■ Requirements: Locate and copy all lines bearing the word "name".

■ Available data:
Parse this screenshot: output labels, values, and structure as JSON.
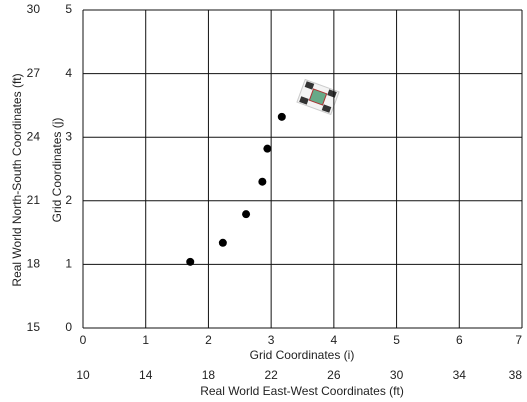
{
  "chart_data": {
    "type": "scatter",
    "x": [
      1.71,
      2.23,
      2.6,
      2.86,
      2.94,
      3.17
    ],
    "values": [
      1.04,
      1.34,
      1.79,
      2.3,
      2.82,
      3.32
    ],
    "color": "#000000",
    "xlim": [
      0,
      7
    ],
    "xticks": [
      0,
      1,
      2,
      3,
      4,
      5,
      6,
      7
    ],
    "ylim": [
      0,
      5
    ],
    "yticks": [
      0,
      1,
      2,
      3,
      4,
      5
    ],
    "x2lim": [
      10,
      38
    ],
    "x2ticks": [
      10,
      14,
      18,
      22,
      26,
      30,
      34,
      38
    ],
    "y2lim": [
      15,
      30
    ],
    "y2ticks": [
      15,
      18,
      21,
      24,
      27,
      30
    ],
    "xlabel": "Grid Coordinates (i)",
    "x2label": "Real World East-West Coordinates (ft)",
    "ylabel": "Grid Coordinates (j)",
    "y2label": "Real World North-South Coordinates (ft)",
    "grid": true
  }
}
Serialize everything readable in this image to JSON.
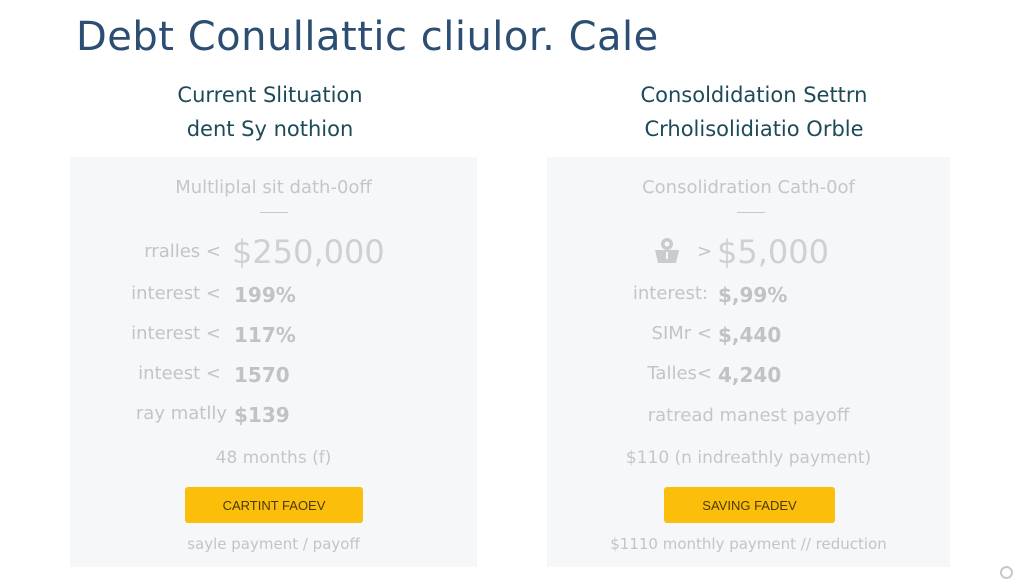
{
  "title": "Debt Conullattic cliulor. Cale",
  "left": {
    "heading_1": "Current Slituation",
    "heading_2": "dent Sy nothion",
    "card_title": "Multliplal sit dath-0off",
    "rows": [
      {
        "label": "rralles <",
        "value": "$250,000"
      },
      {
        "label": "interest <",
        "value": "199%"
      },
      {
        "label": "interest <",
        "value": "117%"
      },
      {
        "label": "inteest <",
        "value": "1570"
      },
      {
        "label": "ray matlly",
        "value": "$139"
      }
    ],
    "term": "48 months (f)",
    "button": "CARTINT FAOEV",
    "footer": "sayle payment / payoff"
  },
  "right": {
    "heading_1": "Consoldidation Settrn",
    "heading_2": "Crholisolidiatio Orble",
    "card_title": "Consolidration Cath-0of",
    "icon": "piggy-bank-icon",
    "rows": [
      {
        "label": ">",
        "value": "$5,000"
      },
      {
        "label": "interest:",
        "value": "$,99%"
      },
      {
        "label": "SIMr <",
        "value": "$,440"
      },
      {
        "label": "Talles<",
        "value": "4,240"
      }
    ],
    "payoff": "ratread manest payoff",
    "payment_note": "$110 (n indreathly payment)",
    "button": "SAVING FADEV",
    "footer": "$1110 monthly payment // reduction"
  },
  "colors": {
    "title": "#2c4e72",
    "heading": "#1e4a58",
    "button": "#fbbe0a",
    "card": "#f6f7f9"
  }
}
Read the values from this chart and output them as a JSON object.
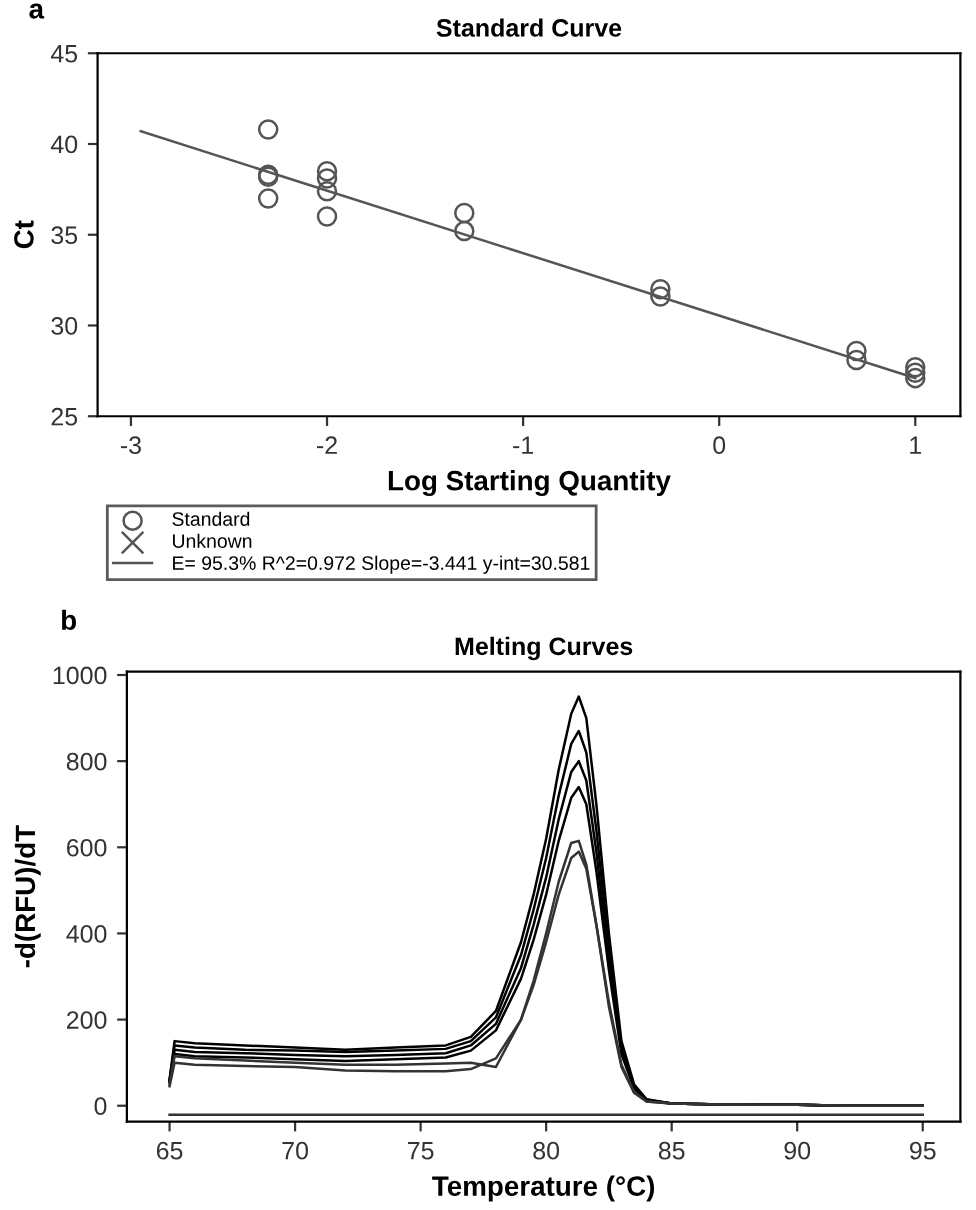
{
  "chart_data": [
    {
      "type": "scatter",
      "title": "Standard Curve",
      "xlabel": "Log Starting Quantity",
      "ylabel": "Ct",
      "xlim": [
        -3.17,
        1.23
      ],
      "ylim": [
        25,
        45
      ],
      "xticks": [
        -3,
        -2,
        -1,
        0,
        1
      ],
      "yticks": [
        25,
        30,
        35,
        40,
        45
      ],
      "legend": "bottom",
      "annotations": [
        "a"
      ],
      "series": [
        {
          "name": "Standard",
          "type": "scatter",
          "marker": "circle",
          "color": "#555555",
          "x": [
            -2.3,
            -2.3,
            -2.3,
            -2.3,
            -2,
            -2,
            -2,
            -2,
            -1.3,
            -1.3,
            -0.3,
            -0.3,
            0.7,
            0.7,
            1,
            1,
            1
          ],
          "values": [
            40.8,
            38.3,
            38.2,
            37.0,
            38.5,
            38.1,
            37.4,
            36.0,
            36.2,
            35.2,
            32.0,
            31.6,
            28.6,
            28.1,
            27.7,
            27.4,
            27.1
          ]
        },
        {
          "name": "Unknown",
          "type": "scatter",
          "marker": "cross",
          "color": "#555555"
        },
        {
          "name": "E= 95.3% R^2=0.972 Slope=-3.441 y-int=30.581",
          "type": "line",
          "marker": "none",
          "color": "#555555",
          "x": [
            -2.95,
            1.0
          ],
          "values": [
            40.7,
            27.1
          ]
        }
      ]
    },
    {
      "type": "line",
      "title": "Melting Curves",
      "xlabel": "Temperature (°C)",
      "ylabel": "-d(RFU)/dT",
      "xlim": [
        63.3,
        96.5
      ],
      "ylim": [
        -37,
        1008
      ],
      "xticks": [
        65,
        70,
        75,
        80,
        85,
        90,
        95
      ],
      "yticks": [
        0,
        200,
        400,
        600,
        800,
        1000
      ],
      "annotations": [
        "b"
      ],
      "x": [
        65,
        65.2,
        66,
        68,
        70,
        72,
        74,
        76,
        77,
        78,
        79,
        79.5,
        80,
        80.5,
        81,
        81.3,
        81.6,
        82,
        82.5,
        83,
        83.5,
        84,
        85,
        87,
        90,
        92,
        95
      ],
      "series": [
        {
          "color": "#000000",
          "values": [
            60,
            150,
            145,
            140,
            135,
            130,
            135,
            140,
            160,
            220,
            380,
            490,
            620,
            780,
            910,
            950,
            900,
            700,
            400,
            150,
            50,
            15,
            5,
            3,
            2,
            0,
            0
          ]
        },
        {
          "color": "#000000",
          "values": [
            60,
            140,
            135,
            130,
            128,
            125,
            128,
            132,
            150,
            205,
            350,
            455,
            575,
            720,
            840,
            870,
            820,
            640,
            370,
            140,
            45,
            14,
            5,
            3,
            2,
            0,
            0
          ]
        },
        {
          "color": "#000000",
          "values": [
            55,
            130,
            125,
            122,
            118,
            115,
            118,
            122,
            140,
            190,
            320,
            420,
            530,
            665,
            775,
            800,
            755,
            590,
            340,
            130,
            42,
            13,
            5,
            3,
            2,
            0,
            0
          ]
        },
        {
          "color": "#000000",
          "values": [
            55,
            120,
            115,
            112,
            108,
            104,
            108,
            112,
            128,
            175,
            295,
            385,
            490,
            615,
            715,
            740,
            700,
            545,
            315,
            120,
            40,
            12,
            5,
            3,
            2,
            0,
            0
          ]
        },
        {
          "color": "#333333",
          "values": [
            50,
            115,
            110,
            105,
            100,
            95,
            95,
            98,
            100,
            90,
            200,
            290,
            400,
            520,
            610,
            615,
            560,
            420,
            230,
            90,
            30,
            10,
            5,
            3,
            2,
            0,
            0
          ]
        },
        {
          "color": "#333333",
          "values": [
            45,
            100,
            95,
            92,
            90,
            82,
            80,
            80,
            85,
            110,
            200,
            280,
            380,
            490,
            575,
            590,
            550,
            420,
            240,
            95,
            32,
            10,
            5,
            3,
            2,
            0,
            0
          ]
        },
        {
          "color": "#333333",
          "values": [
            -21,
            -21,
            -21,
            -21,
            -21,
            -21,
            -21,
            -21,
            -21,
            -21,
            -21,
            -21,
            -21,
            -21,
            -21,
            -21,
            -21,
            -21,
            -21,
            -21,
            -21,
            -21,
            -21,
            -21,
            -21,
            -21,
            -21
          ]
        }
      ]
    }
  ]
}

■ Answer:
          "name": "Standard",
          "name": "Unknown",
          "name": "E= 95.3% R^2=0.972 Slope=-3.441 y-int=30.581",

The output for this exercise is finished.